◆ ROWS ◆

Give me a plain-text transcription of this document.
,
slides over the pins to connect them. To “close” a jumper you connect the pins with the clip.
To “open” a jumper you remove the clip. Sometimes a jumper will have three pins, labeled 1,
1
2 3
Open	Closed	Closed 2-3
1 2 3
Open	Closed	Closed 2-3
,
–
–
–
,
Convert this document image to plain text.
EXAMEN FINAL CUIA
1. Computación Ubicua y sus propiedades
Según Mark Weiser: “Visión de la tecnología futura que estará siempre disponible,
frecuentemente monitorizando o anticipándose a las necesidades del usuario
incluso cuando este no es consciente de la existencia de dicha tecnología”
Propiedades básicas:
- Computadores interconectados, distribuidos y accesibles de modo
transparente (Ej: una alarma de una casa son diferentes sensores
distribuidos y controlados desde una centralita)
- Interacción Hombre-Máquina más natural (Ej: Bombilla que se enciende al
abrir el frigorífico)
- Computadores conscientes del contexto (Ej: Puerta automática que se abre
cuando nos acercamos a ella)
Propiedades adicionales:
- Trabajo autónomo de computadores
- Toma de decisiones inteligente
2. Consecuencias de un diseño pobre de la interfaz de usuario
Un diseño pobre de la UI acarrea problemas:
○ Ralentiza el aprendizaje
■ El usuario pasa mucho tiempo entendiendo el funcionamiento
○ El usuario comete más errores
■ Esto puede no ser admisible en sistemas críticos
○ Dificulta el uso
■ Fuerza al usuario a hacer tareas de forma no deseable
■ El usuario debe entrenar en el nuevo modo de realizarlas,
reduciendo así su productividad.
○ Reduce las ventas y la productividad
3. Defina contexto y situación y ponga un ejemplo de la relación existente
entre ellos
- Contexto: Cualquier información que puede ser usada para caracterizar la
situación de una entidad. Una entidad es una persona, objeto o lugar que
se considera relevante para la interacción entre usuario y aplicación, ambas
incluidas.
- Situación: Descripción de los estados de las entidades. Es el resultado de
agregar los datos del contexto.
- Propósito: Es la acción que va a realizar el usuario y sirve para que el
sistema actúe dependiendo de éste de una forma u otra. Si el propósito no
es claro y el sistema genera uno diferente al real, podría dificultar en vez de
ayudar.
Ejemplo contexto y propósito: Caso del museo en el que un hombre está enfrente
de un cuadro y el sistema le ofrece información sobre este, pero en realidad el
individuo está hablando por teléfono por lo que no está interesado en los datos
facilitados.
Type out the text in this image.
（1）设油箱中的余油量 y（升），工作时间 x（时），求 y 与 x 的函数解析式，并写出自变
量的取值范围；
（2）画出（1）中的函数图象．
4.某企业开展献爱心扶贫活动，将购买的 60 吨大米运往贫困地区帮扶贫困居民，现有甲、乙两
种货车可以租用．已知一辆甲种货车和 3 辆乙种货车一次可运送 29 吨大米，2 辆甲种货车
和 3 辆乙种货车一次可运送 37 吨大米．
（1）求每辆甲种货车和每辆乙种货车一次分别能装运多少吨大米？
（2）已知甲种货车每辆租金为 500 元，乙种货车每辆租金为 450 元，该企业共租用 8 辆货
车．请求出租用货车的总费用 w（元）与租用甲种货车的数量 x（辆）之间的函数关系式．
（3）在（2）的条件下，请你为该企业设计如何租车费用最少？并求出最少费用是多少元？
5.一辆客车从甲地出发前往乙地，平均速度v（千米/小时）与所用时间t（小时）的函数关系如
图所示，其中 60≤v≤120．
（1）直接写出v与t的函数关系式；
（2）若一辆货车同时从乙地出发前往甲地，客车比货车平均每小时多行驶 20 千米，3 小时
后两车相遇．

◆ TASK STATEMENT ◆
Copy out each line in the preceding records that contains "jumper".

◆ RESULT OF THE EXERCISE ◆
slides over the pins to connect them. To “close” a jumper you connect the pins with the clip.
To “open” a jumper you remove the clip. Sometimes a jumper will have three pins, labeled 1,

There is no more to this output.